● Problem:
Give the data below again exactly as written, without its pictures.

[Collection entries]

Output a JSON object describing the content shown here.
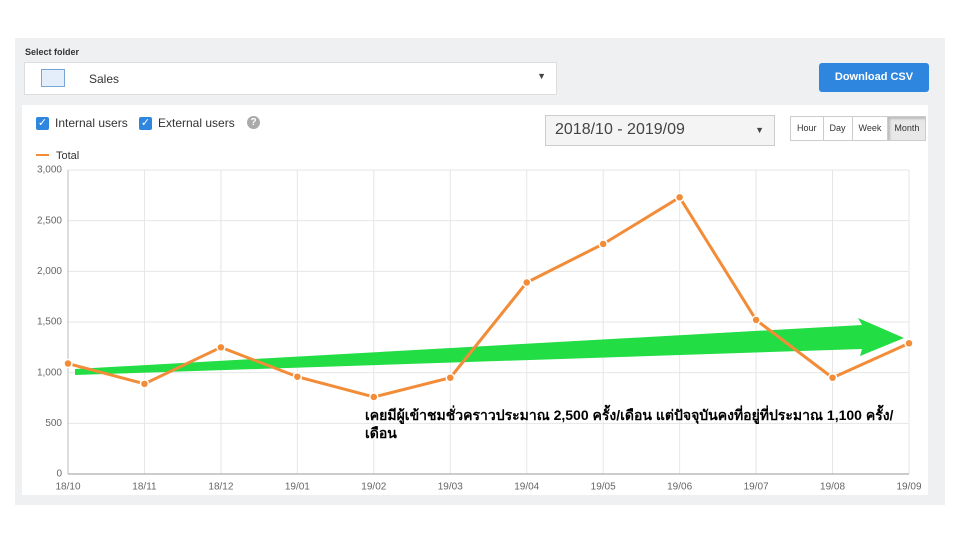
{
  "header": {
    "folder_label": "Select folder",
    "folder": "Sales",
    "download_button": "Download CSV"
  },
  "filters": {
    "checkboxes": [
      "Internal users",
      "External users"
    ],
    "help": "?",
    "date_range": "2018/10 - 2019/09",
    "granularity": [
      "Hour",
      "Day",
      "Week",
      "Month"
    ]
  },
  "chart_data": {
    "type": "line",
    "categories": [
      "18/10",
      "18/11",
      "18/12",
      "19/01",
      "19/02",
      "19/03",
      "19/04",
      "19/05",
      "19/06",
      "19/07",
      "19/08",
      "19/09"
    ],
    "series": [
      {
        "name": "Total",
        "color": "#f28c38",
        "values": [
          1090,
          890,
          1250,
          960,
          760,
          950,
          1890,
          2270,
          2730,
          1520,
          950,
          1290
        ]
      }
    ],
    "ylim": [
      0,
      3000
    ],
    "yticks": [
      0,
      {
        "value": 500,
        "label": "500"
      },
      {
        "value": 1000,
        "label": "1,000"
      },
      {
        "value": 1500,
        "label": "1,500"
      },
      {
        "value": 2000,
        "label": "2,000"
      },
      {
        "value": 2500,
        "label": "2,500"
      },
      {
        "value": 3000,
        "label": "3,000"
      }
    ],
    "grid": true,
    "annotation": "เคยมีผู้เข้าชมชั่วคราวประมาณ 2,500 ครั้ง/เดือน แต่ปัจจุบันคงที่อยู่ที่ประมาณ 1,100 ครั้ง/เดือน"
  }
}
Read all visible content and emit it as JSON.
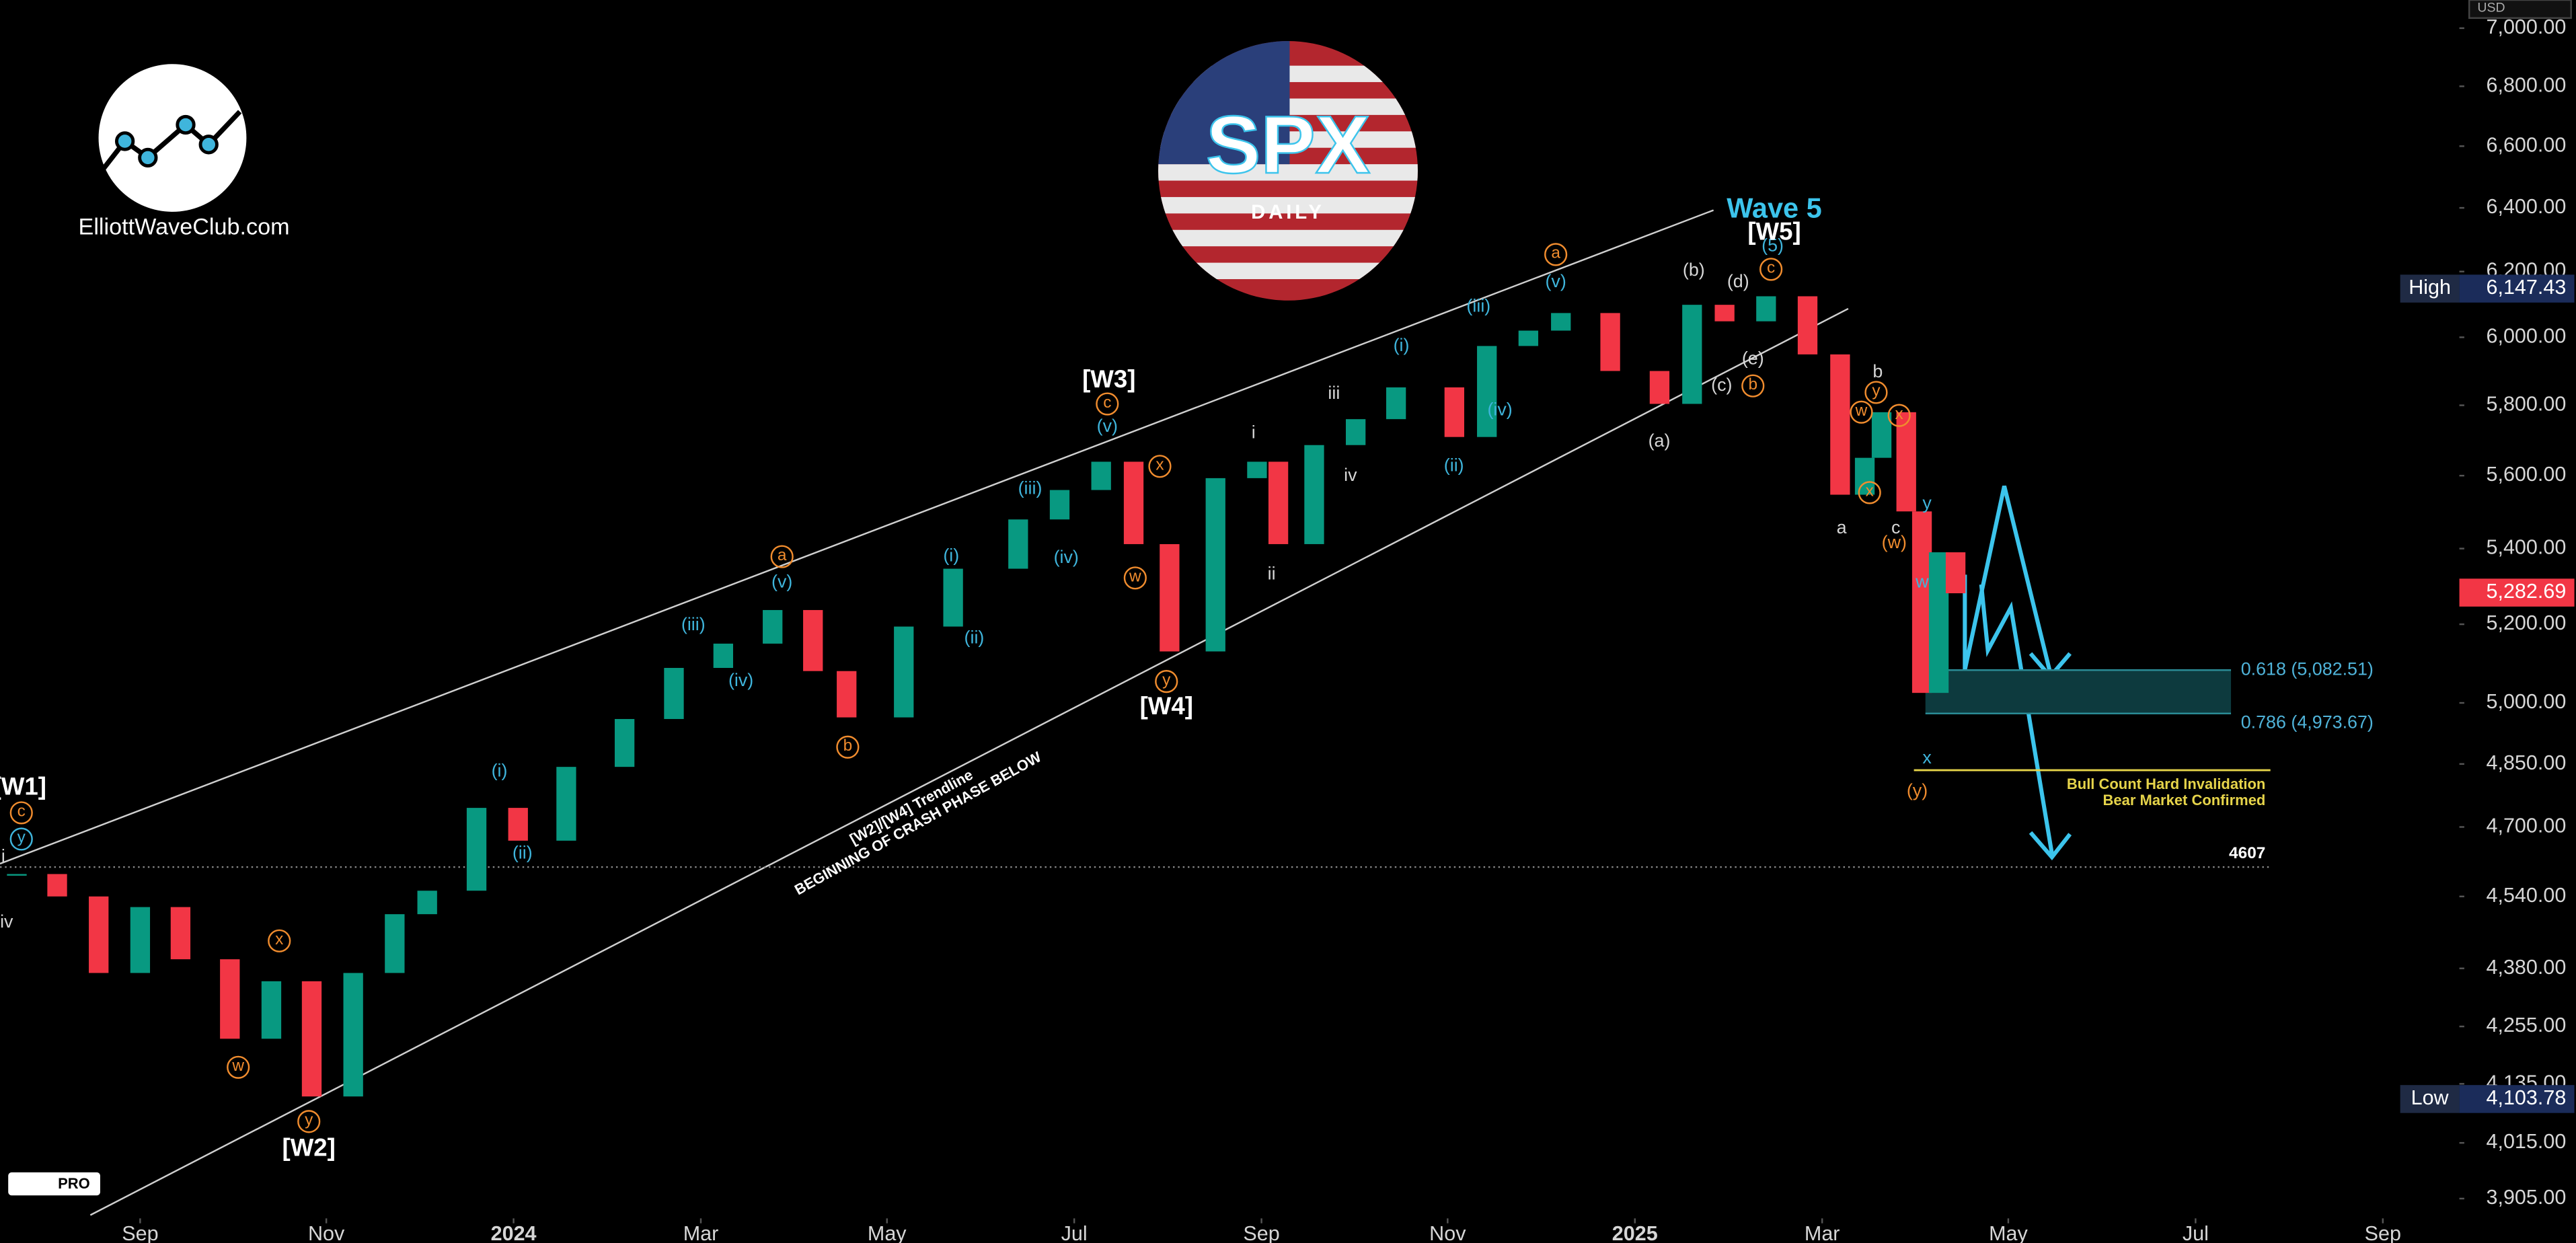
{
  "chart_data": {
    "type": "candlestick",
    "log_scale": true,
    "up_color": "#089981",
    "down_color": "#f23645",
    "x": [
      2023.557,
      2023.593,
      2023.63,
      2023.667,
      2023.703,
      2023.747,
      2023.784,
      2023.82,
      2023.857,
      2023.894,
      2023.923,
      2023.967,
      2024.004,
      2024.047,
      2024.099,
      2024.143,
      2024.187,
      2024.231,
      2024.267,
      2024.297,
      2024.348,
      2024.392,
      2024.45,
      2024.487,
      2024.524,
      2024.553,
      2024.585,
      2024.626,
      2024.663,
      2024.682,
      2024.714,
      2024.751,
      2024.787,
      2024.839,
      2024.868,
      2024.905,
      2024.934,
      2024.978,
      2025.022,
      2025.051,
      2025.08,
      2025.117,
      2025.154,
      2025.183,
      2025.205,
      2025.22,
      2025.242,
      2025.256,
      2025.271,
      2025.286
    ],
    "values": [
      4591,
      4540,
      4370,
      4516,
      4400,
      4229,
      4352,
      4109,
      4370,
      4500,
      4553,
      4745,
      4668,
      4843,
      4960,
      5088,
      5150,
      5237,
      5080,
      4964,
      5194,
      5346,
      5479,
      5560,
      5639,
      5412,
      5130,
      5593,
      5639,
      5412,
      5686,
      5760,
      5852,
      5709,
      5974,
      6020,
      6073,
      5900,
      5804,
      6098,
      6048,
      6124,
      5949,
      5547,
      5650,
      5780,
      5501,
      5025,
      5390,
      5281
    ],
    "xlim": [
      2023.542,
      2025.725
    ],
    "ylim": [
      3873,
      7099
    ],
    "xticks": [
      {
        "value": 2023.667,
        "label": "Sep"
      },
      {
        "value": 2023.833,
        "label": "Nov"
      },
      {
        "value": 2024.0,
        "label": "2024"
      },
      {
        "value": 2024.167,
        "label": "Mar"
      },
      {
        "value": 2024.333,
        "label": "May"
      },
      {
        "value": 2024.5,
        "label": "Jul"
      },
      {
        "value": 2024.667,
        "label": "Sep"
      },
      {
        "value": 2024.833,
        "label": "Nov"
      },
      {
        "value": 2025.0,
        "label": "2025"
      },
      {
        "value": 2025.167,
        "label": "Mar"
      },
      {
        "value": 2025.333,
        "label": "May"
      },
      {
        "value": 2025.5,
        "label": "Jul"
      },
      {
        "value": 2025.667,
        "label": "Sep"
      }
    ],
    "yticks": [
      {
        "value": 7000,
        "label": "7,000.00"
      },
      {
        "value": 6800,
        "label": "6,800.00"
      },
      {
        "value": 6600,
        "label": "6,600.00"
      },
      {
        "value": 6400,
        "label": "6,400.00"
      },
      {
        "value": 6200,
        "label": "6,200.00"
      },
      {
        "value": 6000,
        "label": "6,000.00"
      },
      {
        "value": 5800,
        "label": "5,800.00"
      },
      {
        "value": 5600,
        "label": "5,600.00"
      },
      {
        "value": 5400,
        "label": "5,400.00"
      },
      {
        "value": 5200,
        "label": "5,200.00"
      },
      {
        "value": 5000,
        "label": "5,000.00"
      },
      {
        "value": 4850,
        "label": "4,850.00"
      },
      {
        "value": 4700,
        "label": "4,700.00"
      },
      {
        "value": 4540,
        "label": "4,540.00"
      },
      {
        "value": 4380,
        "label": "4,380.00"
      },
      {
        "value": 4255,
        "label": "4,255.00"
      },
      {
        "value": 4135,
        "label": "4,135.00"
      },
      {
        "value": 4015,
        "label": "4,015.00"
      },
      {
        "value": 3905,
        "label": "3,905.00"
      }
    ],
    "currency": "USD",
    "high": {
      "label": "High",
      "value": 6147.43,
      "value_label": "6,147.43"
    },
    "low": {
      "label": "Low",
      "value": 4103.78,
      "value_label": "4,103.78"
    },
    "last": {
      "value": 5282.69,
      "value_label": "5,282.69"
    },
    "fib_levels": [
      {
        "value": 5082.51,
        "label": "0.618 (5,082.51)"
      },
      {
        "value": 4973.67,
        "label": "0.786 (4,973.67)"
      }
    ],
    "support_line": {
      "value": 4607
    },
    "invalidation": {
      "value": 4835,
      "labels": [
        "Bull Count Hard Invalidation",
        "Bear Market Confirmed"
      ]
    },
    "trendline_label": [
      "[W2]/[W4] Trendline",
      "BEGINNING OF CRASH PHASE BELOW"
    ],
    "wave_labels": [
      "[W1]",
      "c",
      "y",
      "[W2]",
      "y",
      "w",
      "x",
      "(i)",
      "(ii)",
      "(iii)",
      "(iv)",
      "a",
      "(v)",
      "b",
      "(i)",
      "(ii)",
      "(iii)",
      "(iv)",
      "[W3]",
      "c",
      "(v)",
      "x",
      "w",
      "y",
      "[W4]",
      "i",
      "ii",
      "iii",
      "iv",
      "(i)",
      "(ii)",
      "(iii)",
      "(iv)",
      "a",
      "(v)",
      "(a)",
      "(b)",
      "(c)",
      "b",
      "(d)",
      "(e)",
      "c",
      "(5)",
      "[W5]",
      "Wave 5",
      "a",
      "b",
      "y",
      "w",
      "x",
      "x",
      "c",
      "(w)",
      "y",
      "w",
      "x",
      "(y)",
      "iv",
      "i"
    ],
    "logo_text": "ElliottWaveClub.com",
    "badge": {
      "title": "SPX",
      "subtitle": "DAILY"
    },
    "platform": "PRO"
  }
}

● Solution to this problem:
Output a JSON object describing the content shown here.
{
  "header": {
    "folder_label": "Select folder",
    "folder": "Sales",
    "download_button": "Download CSV"
  },
  "filters": {
    "checkboxes": [
      "Internal users",
      "External users"
    ],
    "help": "?",
    "date_range": "2018/10 - 2019/09",
    "granularity": [
      "Hour",
      "Day",
      "Week",
      "Month"
    ]
  },
  "chart_data": {
    "type": "line",
    "categories": [
      "18/10",
      "18/11",
      "18/12",
      "19/01",
      "19/02",
      "19/03",
      "19/04",
      "19/05",
      "19/06",
      "19/07",
      "19/08",
      "19/09"
    ],
    "series": [
      {
        "name": "Total",
        "color": "#f28c38",
        "values": [
          1090,
          890,
          1250,
          960,
          760,
          950,
          1890,
          2270,
          2730,
          1520,
          950,
          1290
        ]
      }
    ],
    "ylim": [
      0,
      3000
    ],
    "yticks": [
      0,
      {
        "value": 500,
        "label": "500"
      },
      {
        "value": 1000,
        "label": "1,000"
      },
      {
        "value": 1500,
        "label": "1,500"
      },
      {
        "value": 2000,
        "label": "2,000"
      },
      {
        "value": 2500,
        "label": "2,500"
      },
      {
        "value": 3000,
        "label": "3,000"
      }
    ],
    "grid": true,
    "annotation": "เคยมีผู้เข้าชมชั่วคราวประมาณ 2,500 ครั้ง/เดือน แต่ปัจจุบันคงที่อยู่ที่ประมาณ 1,100 ครั้ง/เดือน"
  }
}
Read all visible content and emit it as JSON.
{
  "chart_data": {
    "type": "candlestick",
    "log_scale": true,
    "up_color": "#089981",
    "down_color": "#f23645",
    "x": [
      2023.557,
      2023.593,
      2023.63,
      2023.667,
      2023.703,
      2023.747,
      2023.784,
      2023.82,
      2023.857,
      2023.894,
      2023.923,
      2023.967,
      2024.004,
      2024.047,
      2024.099,
      2024.143,
      2024.187,
      2024.231,
      2024.267,
      2024.297,
      2024.348,
      2024.392,
      2024.45,
      2024.487,
      2024.524,
      2024.553,
      2024.585,
      2024.626,
      2024.663,
      2024.682,
      2024.714,
      2024.751,
      2024.787,
      2024.839,
      2024.868,
      2024.905,
      2024.934,
      2024.978,
      2025.022,
      2025.051,
      2025.08,
      2025.117,
      2025.154,
      2025.183,
      2025.205,
      2025.22,
      2025.242,
      2025.256,
      2025.271,
      2025.286
    ],
    "values": [
      4591,
      4540,
      4370,
      4516,
      4400,
      4229,
      4352,
      4109,
      4370,
      4500,
      4553,
      4745,
      4668,
      4843,
      4960,
      5088,
      5150,
      5237,
      5080,
      4964,
      5194,
      5346,
      5479,
      5560,
      5639,
      5412,
      5130,
      5593,
      5639,
      5412,
      5686,
      5760,
      5852,
      5709,
      5974,
      6020,
      6073,
      5900,
      5804,
      6098,
      6048,
      6124,
      5949,
      5547,
      5650,
      5780,
      5501,
      5025,
      5390,
      5281
    ],
    "xlim": [
      2023.542,
      2025.725
    ],
    "ylim": [
      3873,
      7099
    ],
    "xticks": [
      {
        "value": 2023.667,
        "label": "Sep"
      },
      {
        "value": 2023.833,
        "label": "Nov"
      },
      {
        "value": 2024.0,
        "label": "2024"
      },
      {
        "value": 2024.167,
        "label": "Mar"
      },
      {
        "value": 2024.333,
        "label": "May"
      },
      {
        "value": 2024.5,
        "label": "Jul"
      },
      {
        "value": 2024.667,
        "label": "Sep"
      },
      {
        "value": 2024.833,
        "label": "Nov"
      },
      {
        "value": 2025.0,
        "label": "2025"
      },
      {
        "value": 2025.167,
        "label": "Mar"
      },
      {
        "value": 2025.333,
        "label": "May"
      },
      {
        "value": 2025.5,
        "label": "Jul"
      },
      {
        "value": 2025.667,
        "label": "Sep"
      }
    ],
    "yticks": [
      {
        "value": 7000,
        "label": "7,000.00"
      },
      {
        "value": 6800,
        "label": "6,800.00"
      },
      {
        "value": 6600,
        "label": "6,600.00"
      },
      {
        "value": 6400,
        "label": "6,400.00"
      },
      {
        "value": 6200,
        "label": "6,200.00"
      },
      {
        "value": 6000,
        "label": "6,000.00"
      },
      {
        "value": 5800,
        "label": "5,800.00"
      },
      {
        "value": 5600,
        "label": "5,600.00"
      },
      {
        "value": 5400,
        "label": "5,400.00"
      },
      {
        "value": 5200,
        "label": "5,200.00"
      },
      {
        "value": 5000,
        "label": "5,000.00"
      },
      {
        "value": 4850,
        "label": "4,850.00"
      },
      {
        "value": 4700,
        "label": "4,700.00"
      },
      {
        "value": 4540,
        "label": "4,540.00"
      },
      {
        "value": 4380,
        "label": "4,380.00"
      },
      {
        "value": 4255,
        "label": "4,255.00"
      },
      {
        "value": 4135,
        "label": "4,135.00"
      },
      {
        "value": 4015,
        "label": "4,015.00"
      },
      {
        "value": 3905,
        "label": "3,905.00"
      }
    ],
    "currency": "USD",
    "high": {
      "label": "High",
      "value": 6147.43,
      "value_label": "6,147.43"
    },
    "low": {
      "label": "Low",
      "value": 4103.78,
      "value_label": "4,103.78"
    },
    "last": {
      "value": 5282.69,
      "value_label": "5,282.69"
    },
    "fib_levels": [
      {
        "value": 5082.51,
        "label": "0.618 (5,082.51)"
      },
      {
        "value": 4973.67,
        "label": "0.786 (4,973.67)"
      }
    ],
    "support_line": {
      "value": 4607
    },
    "invalidation": {
      "value": 4835,
      "labels": [
        "Bull Count Hard Invalidation",
        "Bear Market Confirmed"
      ]
    },
    "trendline_label": [
      "[W2]/[W4] Trendline",
      "BEGINNING OF CRASH PHASE BELOW"
    ],
    "wave_labels": [
      "[W1]",
      "c",
      "y",
      "[W2]",
      "y",
      "w",
      "x",
      "(i)",
      "(ii)",
      "(iii)",
      "(iv)",
      "a",
      "(v)",
      "b",
      "(i)",
      "(ii)",
      "(iii)",
      "(iv)",
      "[W3]",
      "c",
      "(v)",
      "x",
      "w",
      "y",
      "[W4]",
      "i",
      "ii",
      "iii",
      "iv",
      "(i)",
      "(ii)",
      "(iii)",
      "(iv)",
      "a",
      "(v)",
      "(a)",
      "(b)",
      "(c)",
      "b",
      "(d)",
      "(e)",
      "c",
      "(5)",
      "[W5]",
      "Wave 5",
      "a",
      "b",
      "y",
      "w",
      "x",
      "x",
      "c",
      "(w)",
      "y",
      "w",
      "x",
      "(y)",
      "iv",
      "i"
    ],
    "logo_text": "ElliottWaveClub.com",
    "badge": {
      "title": "SPX",
      "subtitle": "DAILY"
    },
    "platform": "PRO"
  }
}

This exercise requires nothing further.